What you need to do:
Reproduce the rows from the line containing "candidate-national: nacional 37.5%" through the line containing "x-axis-title: voto no", replacing "value-label-nao-alinhados" with "value-label-non-aligned" and leaving everything else unchanged.

>>>

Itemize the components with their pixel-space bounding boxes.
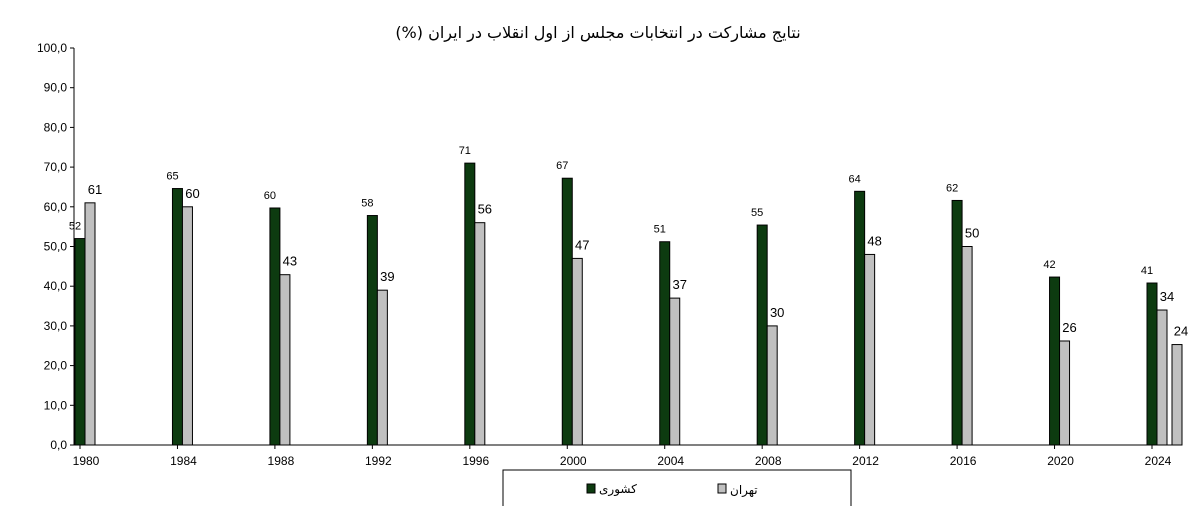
- data-label-tehran: 50: [965, 226, 979, 241]
- data-label-country: 51: [654, 224, 666, 236]
- legend-box: [502, 469, 852, 506]
- x-tick-label: 1980: [73, 454, 100, 468]
- x-tick-label: 2008: [755, 454, 782, 468]
- bar-country: [659, 241, 671, 446]
- bar-tehran: [84, 202, 96, 446]
- data-label-tehran: 34: [1160, 289, 1174, 304]
- y-tick-label: 20,0: [44, 359, 68, 373]
- bar-tehran: [669, 297, 681, 446]
- data-label-country: 41: [1141, 265, 1153, 277]
- bar-country: [561, 177, 573, 446]
- data-label-tehran: 43: [283, 254, 297, 269]
- bar-tehran: [474, 222, 486, 446]
- bar-tehran: [1059, 340, 1071, 446]
- bar-country: [366, 215, 378, 446]
- x-tick-label: 2004: [657, 454, 684, 468]
- y-tick-label: 10,0: [44, 398, 68, 412]
- bar-tehran: [864, 253, 876, 446]
- y-tick-label: 0,0: [50, 438, 67, 452]
- bar-country: [74, 238, 86, 446]
- legend-swatch-tehran: [717, 483, 727, 494]
- legend-label-tehran: تهران: [730, 483, 758, 498]
- bar-tehran: [766, 325, 778, 446]
- y-axis-ticks: 0,0 10,0 20,0 30,0 40,0 50,0 60,0 70,0 80,0 90,0 1…: [37, 41, 74, 452]
- data-labels: 52 65 60 58 71 67 51 55 64 62 42 41 61 60 43 39 56 47 37 30…: [69, 145, 1188, 338]
- data-label-country: 64: [849, 173, 861, 185]
- data-label-country: 42: [1043, 259, 1055, 271]
- data-label-country: 55: [751, 207, 763, 219]
- data-label-country: 60: [264, 190, 276, 202]
- data-label-country: 71: [459, 145, 471, 157]
- data-label-tehran: 39: [380, 269, 394, 284]
- chart-title: نتایج مشارکت در انتخابات مجلس از اول انق…: [395, 23, 800, 43]
- data-label-country: 58: [361, 198, 373, 210]
- bars: [74, 162, 1183, 446]
- x-tick-label: 1988: [268, 454, 295, 468]
- y-tick-label: 100,0: [37, 41, 67, 55]
- y-tick-label: 70,0: [44, 160, 68, 174]
- bar-country: [1049, 276, 1061, 446]
- bar-tehran: [571, 257, 583, 446]
- bar-country: [464, 162, 476, 446]
- data-label-tehran: 61: [88, 182, 102, 197]
- y-tick-label: 30,0: [44, 319, 68, 333]
- x-tick-label: 2012: [852, 454, 879, 468]
- y-tick-label: 60,0: [44, 200, 68, 214]
- bar-country: [269, 207, 281, 446]
- data-label-extra: 24: [1174, 324, 1188, 339]
- x-tick-label: 1996: [462, 454, 489, 468]
- y-tick-label: 40,0: [44, 279, 68, 293]
- bar-country: [951, 199, 963, 446]
- bar-tehran: [961, 246, 973, 446]
- bar-country: [854, 190, 866, 446]
- data-label-tehran: 26: [1062, 320, 1076, 335]
- bar-extra: [1171, 344, 1183, 446]
- x-tick-label: 2016: [950, 454, 977, 468]
- data-label-country: 52: [69, 221, 81, 233]
- bar-tehran: [376, 289, 388, 446]
- data-label-country: 65: [166, 171, 178, 183]
- legend-label-country: کشوری: [599, 482, 637, 497]
- bar-country: [756, 224, 768, 446]
- x-tick-label: 1992: [365, 454, 392, 468]
- data-label-country: 62: [946, 182, 958, 194]
- bar-tehran: [279, 274, 291, 446]
- x-tick-label: 2000: [560, 454, 587, 468]
- data-label-tehran: 47: [575, 237, 589, 252]
- y-tick-label: 80,0: [44, 120, 68, 134]
- legend-swatch-country: [586, 483, 596, 494]
- data-label-country: 67: [556, 160, 568, 172]
- bar-tehran: [1156, 309, 1168, 446]
- x-axis-ticks: 1980 1984 1988 1992 1996 2000 2004 2008 2012 2016…: [73, 445, 1172, 468]
- legend: کشوری تهران: [502, 469, 852, 506]
- y-tick-label: 90,0: [44, 81, 68, 95]
- x-tick-label: 1984: [170, 454, 197, 468]
- data-label-tehran: 56: [478, 202, 492, 217]
- bar-country: [171, 188, 183, 446]
- data-label-tehran: 30: [770, 305, 784, 320]
- data-label-tehran: 37: [672, 277, 686, 292]
- bar-tehran: [181, 206, 193, 446]
- data-label-tehran: 60: [185, 186, 199, 201]
- data-label-tehran: 48: [867, 233, 881, 248]
- y-tick-label: 50,0: [44, 240, 68, 254]
- bar-country: [1146, 282, 1158, 446]
- x-tick-label: 2024: [1145, 454, 1172, 468]
- x-tick-label: 2020: [1047, 454, 1074, 468]
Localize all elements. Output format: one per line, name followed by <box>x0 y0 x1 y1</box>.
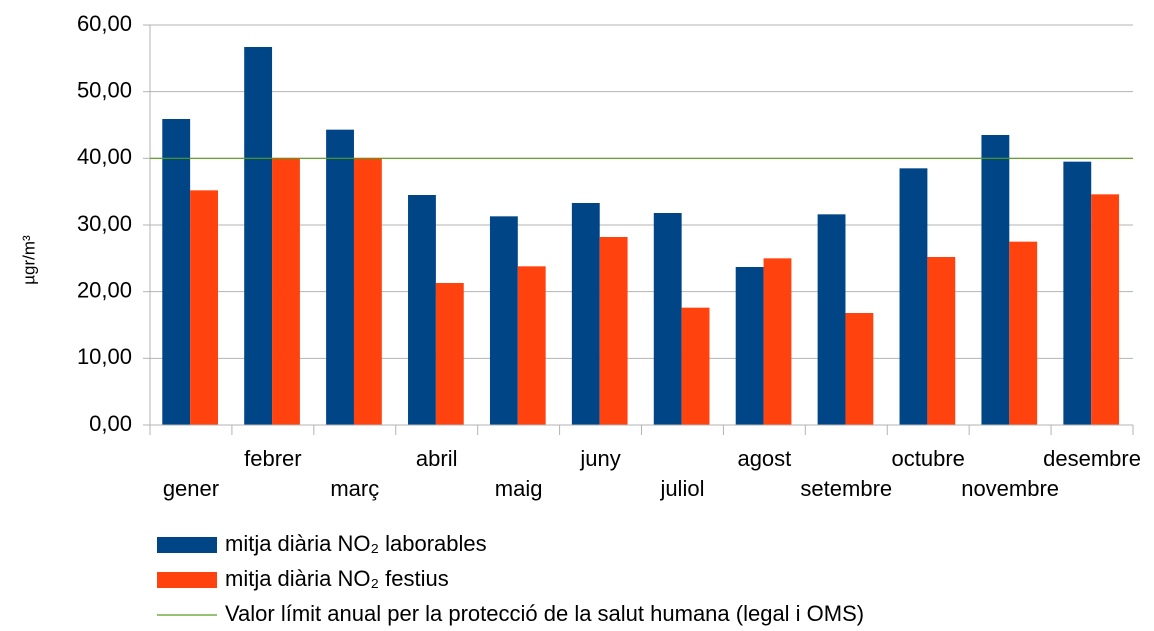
x-tick-label: abril <box>416 446 458 471</box>
x-tick-label: gener <box>163 476 219 501</box>
x-tick-label: desembre <box>1043 446 1141 471</box>
x-tick-label: novembre <box>961 476 1059 501</box>
bar <box>763 258 792 425</box>
x-tick-label: setembre <box>800 476 892 501</box>
bar <box>326 129 354 425</box>
bar <box>272 158 300 426</box>
x-tick-label: maig <box>495 476 543 501</box>
bar <box>981 135 1010 425</box>
bar <box>735 267 764 425</box>
legend-label: mitja diària NO₂ festius <box>225 566 449 591</box>
legend-swatch <box>157 537 217 553</box>
x-tick-label: març <box>330 476 379 501</box>
bar <box>435 283 464 425</box>
x-tick-label: juny <box>579 446 620 471</box>
bar <box>899 168 928 426</box>
bar <box>817 214 846 425</box>
x-tick-label: agost <box>737 446 791 471</box>
bar <box>845 313 874 425</box>
y-tick-label: 0,00 <box>89 411 132 436</box>
y-tick-label: 60,00 <box>77 11 132 36</box>
bar <box>599 237 628 425</box>
bar <box>927 257 956 425</box>
bar <box>162 119 191 425</box>
legend-label: Valor límit anual per la protecció de la… <box>225 601 864 626</box>
bar <box>653 213 682 425</box>
y-tick-label: 20,00 <box>77 277 132 302</box>
y-tick-label: 30,00 <box>77 211 132 236</box>
bar <box>517 266 546 425</box>
bar <box>353 158 382 426</box>
y-tick-label: 40,00 <box>77 144 132 169</box>
bar <box>244 47 273 425</box>
x-tick-label: octubre <box>892 446 965 471</box>
bar <box>408 195 436 425</box>
bar <box>1091 194 1120 425</box>
bar <box>571 203 600 425</box>
bar <box>190 190 218 425</box>
bar <box>1009 241 1038 425</box>
legend-label: mitja diària NO₂ laborables <box>225 531 487 556</box>
y-tick-label: 10,00 <box>77 344 132 369</box>
y-axis-label: µgr/m³ <box>19 235 38 285</box>
y-tick-label: 50,00 <box>77 77 132 102</box>
x-tick-label: juliol <box>659 476 704 501</box>
bar <box>1063 161 1092 425</box>
x-tick-label: febrer <box>244 446 301 471</box>
legend-swatch <box>157 572 217 588</box>
bar <box>681 307 710 425</box>
bar <box>489 216 518 425</box>
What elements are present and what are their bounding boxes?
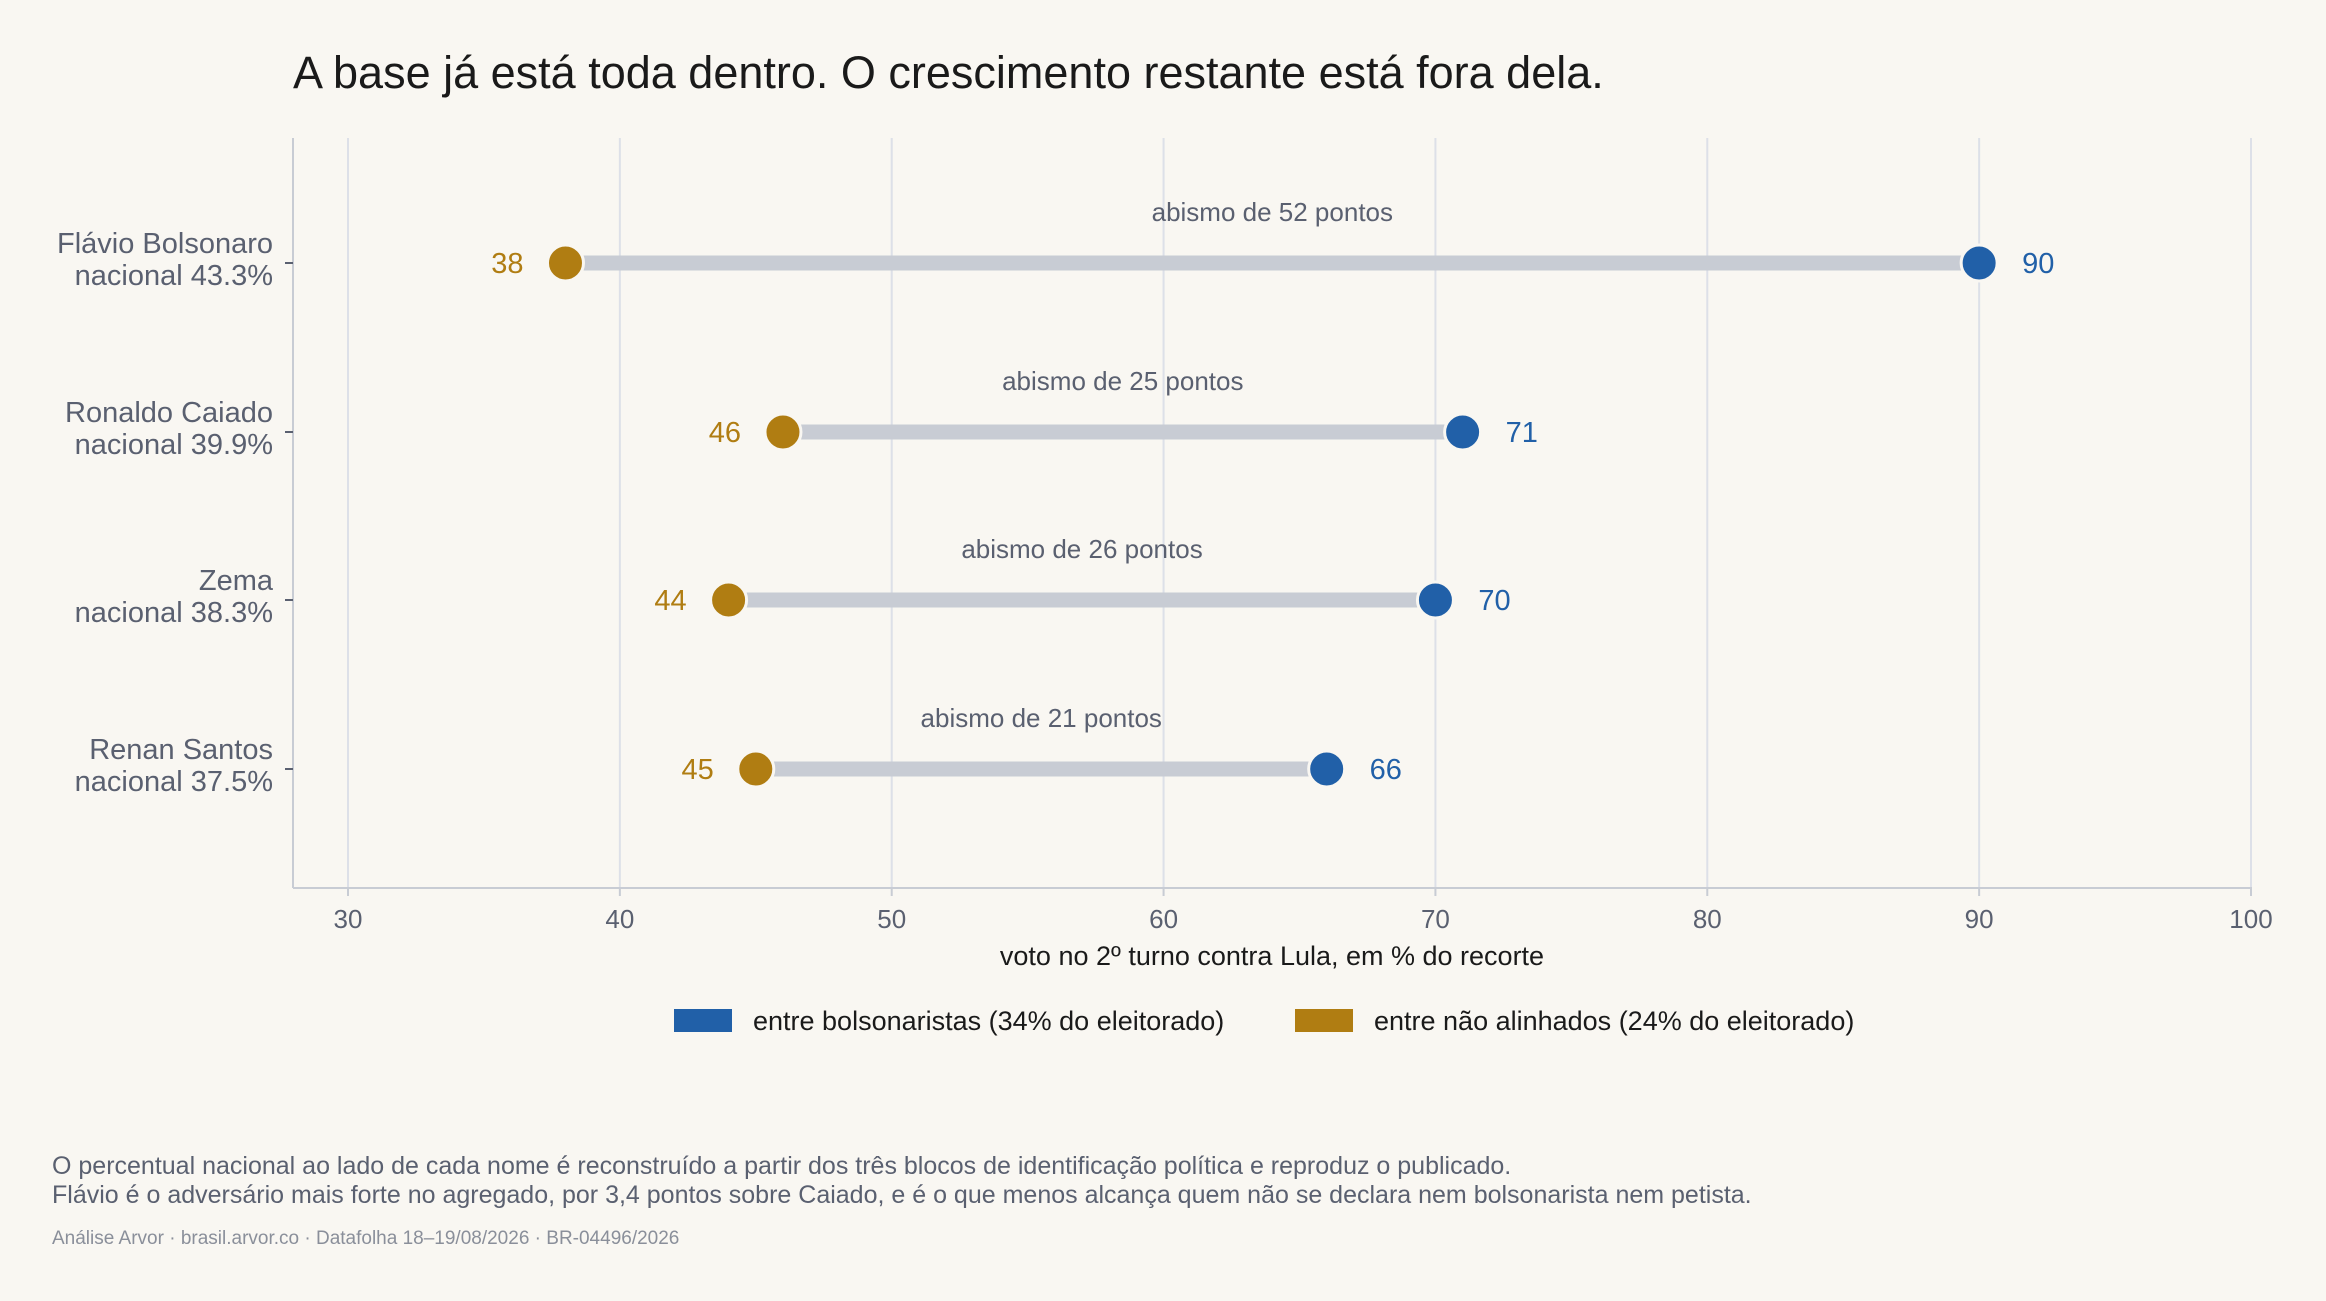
candidate-national: nacional 37.5% <box>75 766 273 798</box>
value-label-nao-alinhados: 38 <box>491 248 523 280</box>
x-axis-title: voto no 2º turno contra Lula, em % do re… <box>1000 941 1544 971</box>
legend-item-nao-alinhados: entre não alinhados (24% do eleitorado) <box>1295 1006 1854 1036</box>
x-tick-label-50: 50 <box>877 904 906 934</box>
candidate-name: Zema <box>199 565 274 597</box>
gap-label: abismo de 26 pontos <box>961 534 1202 564</box>
footnote-line-1: O percentual nacional ao lado de cada no… <box>52 1152 1512 1180</box>
candidate-national: nacional 38.3% <box>75 597 273 629</box>
point-nao-alinhados <box>763 412 803 452</box>
x-tick-label-90: 90 <box>1965 904 1994 934</box>
x-tick-label-70: 70 <box>1421 904 1450 934</box>
candidate-name: Renan Santos <box>89 734 273 766</box>
footnote: O percentual nacional ao lado de cada no… <box>52 1152 1752 1210</box>
candidate-name: Ronaldo Caiado <box>65 397 273 429</box>
gap-label: abismo de 21 pontos <box>921 703 1162 733</box>
point-nao-alinhados <box>736 749 776 789</box>
x-tick-label-40: 40 <box>605 904 634 934</box>
legend: entre bolsonaristas (34% do eleitorado) e… <box>674 1006 1854 1036</box>
value-label-bolsonaristas: 90 <box>2022 248 2054 280</box>
candidate-national: nacional 43.3% <box>75 260 273 292</box>
x-tick-label-80: 80 <box>1693 904 1722 934</box>
gap-label: abismo de 25 pontos <box>1002 366 1243 396</box>
value-label-nao-alinhados: 46 <box>709 417 741 449</box>
legend-label: entre bolsonaristas (34% do eleitorado) <box>753 1006 1224 1036</box>
x-tick-label-30: 30 <box>334 904 363 934</box>
chart-title: A base já está toda dentro. O cresciment… <box>293 47 1604 98</box>
candidate-national: nacional 39.9% <box>75 429 273 461</box>
legend-label: entre não alinhados (24% do eleitorado) <box>1374 1006 1854 1036</box>
point-bolsonaristas <box>1307 749 1347 789</box>
source-credit: Análise Arvor · brasil.arvor.co · Datafo… <box>52 1228 680 1249</box>
point-bolsonaristas <box>1443 412 1483 452</box>
x-tick-label-60: 60 <box>1149 904 1178 934</box>
x-axis: 30 40 50 60 70 80 90 100 <box>292 138 2273 934</box>
point-nao-alinhados <box>709 580 749 620</box>
legend-swatch <box>1295 1009 1353 1032</box>
value-label-nao-alinhados: 45 <box>682 754 714 786</box>
candidate-name: Flávio Bolsonaro <box>57 228 273 260</box>
value-label-nao-alinhados: 44 <box>654 585 686 617</box>
point-bolsonaristas <box>1959 243 1999 283</box>
legend-item-bolsonaristas: entre bolsonaristas (34% do eleitorado) <box>674 1006 1224 1036</box>
point-bolsonaristas <box>1415 580 1455 620</box>
point-nao-alinhados <box>545 243 585 283</box>
footnote-line-2: Flávio é o adversário mais forte no agre… <box>52 1181 1752 1209</box>
value-label-bolsonaristas: 71 <box>1506 417 1538 449</box>
legend-swatch <box>674 1009 732 1032</box>
value-label-bolsonaristas: 66 <box>1370 754 1402 786</box>
gap-label: abismo de 52 pontos <box>1152 197 1393 227</box>
x-tick-label-100: 100 <box>2229 904 2272 934</box>
value-label-bolsonaristas: 70 <box>1478 585 1510 617</box>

<<<

Task answer:
candidate-national: nacional 37.5% <box>75 766 273 798</box>
value-label-non-aligned: 38 <box>491 248 523 280</box>
x-axis-title: voto no 2º turno contra Lula, em % do re… <box>1000 941 1544 971</box>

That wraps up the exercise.